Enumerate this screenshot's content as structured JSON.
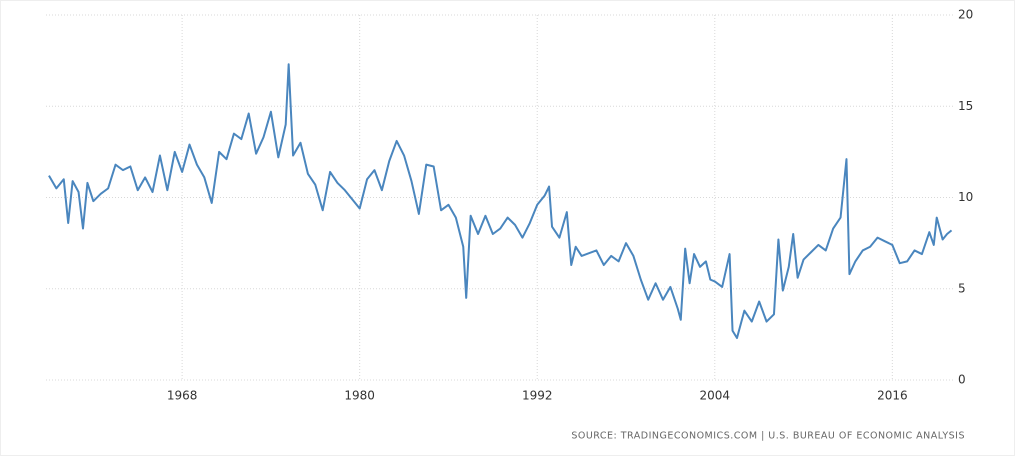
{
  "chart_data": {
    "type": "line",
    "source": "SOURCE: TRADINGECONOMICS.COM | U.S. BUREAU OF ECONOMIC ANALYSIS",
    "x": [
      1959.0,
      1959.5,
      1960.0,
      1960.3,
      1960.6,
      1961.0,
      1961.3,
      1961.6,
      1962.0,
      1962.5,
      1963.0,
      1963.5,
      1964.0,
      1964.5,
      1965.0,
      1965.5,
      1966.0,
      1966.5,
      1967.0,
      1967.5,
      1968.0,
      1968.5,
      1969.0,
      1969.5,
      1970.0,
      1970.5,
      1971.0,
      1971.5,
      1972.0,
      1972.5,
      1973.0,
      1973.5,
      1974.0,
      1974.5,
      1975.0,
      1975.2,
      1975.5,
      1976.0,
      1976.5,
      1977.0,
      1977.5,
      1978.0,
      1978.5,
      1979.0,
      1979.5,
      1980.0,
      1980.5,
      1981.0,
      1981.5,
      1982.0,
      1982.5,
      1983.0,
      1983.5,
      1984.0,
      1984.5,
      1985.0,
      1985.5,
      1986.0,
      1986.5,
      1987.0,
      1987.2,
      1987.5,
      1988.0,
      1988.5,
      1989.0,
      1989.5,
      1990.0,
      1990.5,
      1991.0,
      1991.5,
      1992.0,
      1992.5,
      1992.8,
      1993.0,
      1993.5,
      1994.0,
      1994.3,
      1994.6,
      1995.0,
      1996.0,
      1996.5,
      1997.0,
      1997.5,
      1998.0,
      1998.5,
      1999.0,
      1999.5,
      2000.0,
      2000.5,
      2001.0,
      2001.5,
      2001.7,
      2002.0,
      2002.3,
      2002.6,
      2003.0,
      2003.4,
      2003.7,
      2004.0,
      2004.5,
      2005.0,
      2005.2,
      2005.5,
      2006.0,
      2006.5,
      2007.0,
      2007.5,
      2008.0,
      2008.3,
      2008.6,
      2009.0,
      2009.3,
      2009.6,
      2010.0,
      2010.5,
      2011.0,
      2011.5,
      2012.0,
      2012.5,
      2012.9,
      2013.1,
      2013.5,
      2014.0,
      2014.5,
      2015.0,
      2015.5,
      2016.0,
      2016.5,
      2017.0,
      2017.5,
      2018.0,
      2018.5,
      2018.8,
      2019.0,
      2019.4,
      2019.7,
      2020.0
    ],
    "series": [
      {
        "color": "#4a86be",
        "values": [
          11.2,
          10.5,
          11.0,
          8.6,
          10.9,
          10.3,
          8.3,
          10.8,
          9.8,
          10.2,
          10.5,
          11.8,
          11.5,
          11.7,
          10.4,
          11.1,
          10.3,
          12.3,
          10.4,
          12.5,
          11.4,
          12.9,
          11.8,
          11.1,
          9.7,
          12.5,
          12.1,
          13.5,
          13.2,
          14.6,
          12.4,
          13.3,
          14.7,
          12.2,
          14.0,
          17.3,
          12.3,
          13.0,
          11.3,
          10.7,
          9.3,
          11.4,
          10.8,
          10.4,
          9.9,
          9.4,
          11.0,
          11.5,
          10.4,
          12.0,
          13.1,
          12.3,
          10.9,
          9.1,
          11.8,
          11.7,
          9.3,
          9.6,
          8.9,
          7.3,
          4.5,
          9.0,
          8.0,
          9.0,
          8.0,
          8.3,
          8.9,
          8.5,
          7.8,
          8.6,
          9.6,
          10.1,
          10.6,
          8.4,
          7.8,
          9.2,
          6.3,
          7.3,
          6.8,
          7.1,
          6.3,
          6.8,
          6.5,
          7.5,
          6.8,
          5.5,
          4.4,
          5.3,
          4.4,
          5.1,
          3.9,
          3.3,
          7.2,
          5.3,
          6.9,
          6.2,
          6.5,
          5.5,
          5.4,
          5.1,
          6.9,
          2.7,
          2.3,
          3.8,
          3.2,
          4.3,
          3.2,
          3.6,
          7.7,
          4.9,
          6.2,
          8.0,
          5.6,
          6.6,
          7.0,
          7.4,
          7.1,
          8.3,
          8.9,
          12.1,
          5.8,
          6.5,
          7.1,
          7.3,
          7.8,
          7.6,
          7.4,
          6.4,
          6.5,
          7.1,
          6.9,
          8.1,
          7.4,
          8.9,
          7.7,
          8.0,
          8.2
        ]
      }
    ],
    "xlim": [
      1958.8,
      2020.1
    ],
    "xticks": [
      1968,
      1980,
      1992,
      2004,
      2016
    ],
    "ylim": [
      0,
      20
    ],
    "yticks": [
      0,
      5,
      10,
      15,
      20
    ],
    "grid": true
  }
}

------------

> [Given task]: Every record is to be reproduced exactly, with no pictures included.

> [Exercise output]:
Enumerate this screenshot's content as structured JSON.
{
  "chart_data": {
    "type": "line",
    "source": "SOURCE: TRADINGECONOMICS.COM | U.S. BUREAU OF ECONOMIC ANALYSIS",
    "x": [
      1959.0,
      1959.5,
      1960.0,
      1960.3,
      1960.6,
      1961.0,
      1961.3,
      1961.6,
      1962.0,
      1962.5,
      1963.0,
      1963.5,
      1964.0,
      1964.5,
      1965.0,
      1965.5,
      1966.0,
      1966.5,
      1967.0,
      1967.5,
      1968.0,
      1968.5,
      1969.0,
      1969.5,
      1970.0,
      1970.5,
      1971.0,
      1971.5,
      1972.0,
      1972.5,
      1973.0,
      1973.5,
      1974.0,
      1974.5,
      1975.0,
      1975.2,
      1975.5,
      1976.0,
      1976.5,
      1977.0,
      1977.5,
      1978.0,
      1978.5,
      1979.0,
      1979.5,
      1980.0,
      1980.5,
      1981.0,
      1981.5,
      1982.0,
      1982.5,
      1983.0,
      1983.5,
      1984.0,
      1984.5,
      1985.0,
      1985.5,
      1986.0,
      1986.5,
      1987.0,
      1987.2,
      1987.5,
      1988.0,
      1988.5,
      1989.0,
      1989.5,
      1990.0,
      1990.5,
      1991.0,
      1991.5,
      1992.0,
      1992.5,
      1992.8,
      1993.0,
      1993.5,
      1994.0,
      1994.3,
      1994.6,
      1995.0,
      1996.0,
      1996.5,
      1997.0,
      1997.5,
      1998.0,
      1998.5,
      1999.0,
      1999.5,
      2000.0,
      2000.5,
      2001.0,
      2001.5,
      2001.7,
      2002.0,
      2002.3,
      2002.6,
      2003.0,
      2003.4,
      2003.7,
      2004.0,
      2004.5,
      2005.0,
      2005.2,
      2005.5,
      2006.0,
      2006.5,
      2007.0,
      2007.5,
      2008.0,
      2008.3,
      2008.6,
      2009.0,
      2009.3,
      2009.6,
      2010.0,
      2010.5,
      2011.0,
      2011.5,
      2012.0,
      2012.5,
      2012.9,
      2013.1,
      2013.5,
      2014.0,
      2014.5,
      2015.0,
      2015.5,
      2016.0,
      2016.5,
      2017.0,
      2017.5,
      2018.0,
      2018.5,
      2018.8,
      2019.0,
      2019.4,
      2019.7,
      2020.0
    ],
    "series": [
      {
        "color": "#4a86be",
        "values": [
          11.2,
          10.5,
          11.0,
          8.6,
          10.9,
          10.3,
          8.3,
          10.8,
          9.8,
          10.2,
          10.5,
          11.8,
          11.5,
          11.7,
          10.4,
          11.1,
          10.3,
          12.3,
          10.4,
          12.5,
          11.4,
          12.9,
          11.8,
          11.1,
          9.7,
          12.5,
          12.1,
          13.5,
          13.2,
          14.6,
          12.4,
          13.3,
          14.7,
          12.2,
          14.0,
          17.3,
          12.3,
          13.0,
          11.3,
          10.7,
          9.3,
          11.4,
          10.8,
          10.4,
          9.9,
          9.4,
          11.0,
          11.5,
          10.4,
          12.0,
          13.1,
          12.3,
          10.9,
          9.1,
          11.8,
          11.7,
          9.3,
          9.6,
          8.9,
          7.3,
          4.5,
          9.0,
          8.0,
          9.0,
          8.0,
          8.3,
          8.9,
          8.5,
          7.8,
          8.6,
          9.6,
          10.1,
          10.6,
          8.4,
          7.8,
          9.2,
          6.3,
          7.3,
          6.8,
          7.1,
          6.3,
          6.8,
          6.5,
          7.5,
          6.8,
          5.5,
          4.4,
          5.3,
          4.4,
          5.1,
          3.9,
          3.3,
          7.2,
          5.3,
          6.9,
          6.2,
          6.5,
          5.5,
          5.4,
          5.1,
          6.9,
          2.7,
          2.3,
          3.8,
          3.2,
          4.3,
          3.2,
          3.6,
          7.7,
          4.9,
          6.2,
          8.0,
          5.6,
          6.6,
          7.0,
          7.4,
          7.1,
          8.3,
          8.9,
          12.1,
          5.8,
          6.5,
          7.1,
          7.3,
          7.8,
          7.6,
          7.4,
          6.4,
          6.5,
          7.1,
          6.9,
          8.1,
          7.4,
          8.9,
          7.7,
          8.0,
          8.2
        ]
      }
    ],
    "xlim": [
      1958.8,
      2020.1
    ],
    "xticks": [
      1968,
      1980,
      1992,
      2004,
      2016
    ],
    "ylim": [
      0,
      20
    ],
    "yticks": [
      0,
      5,
      10,
      15,
      20
    ],
    "grid": true
  }
}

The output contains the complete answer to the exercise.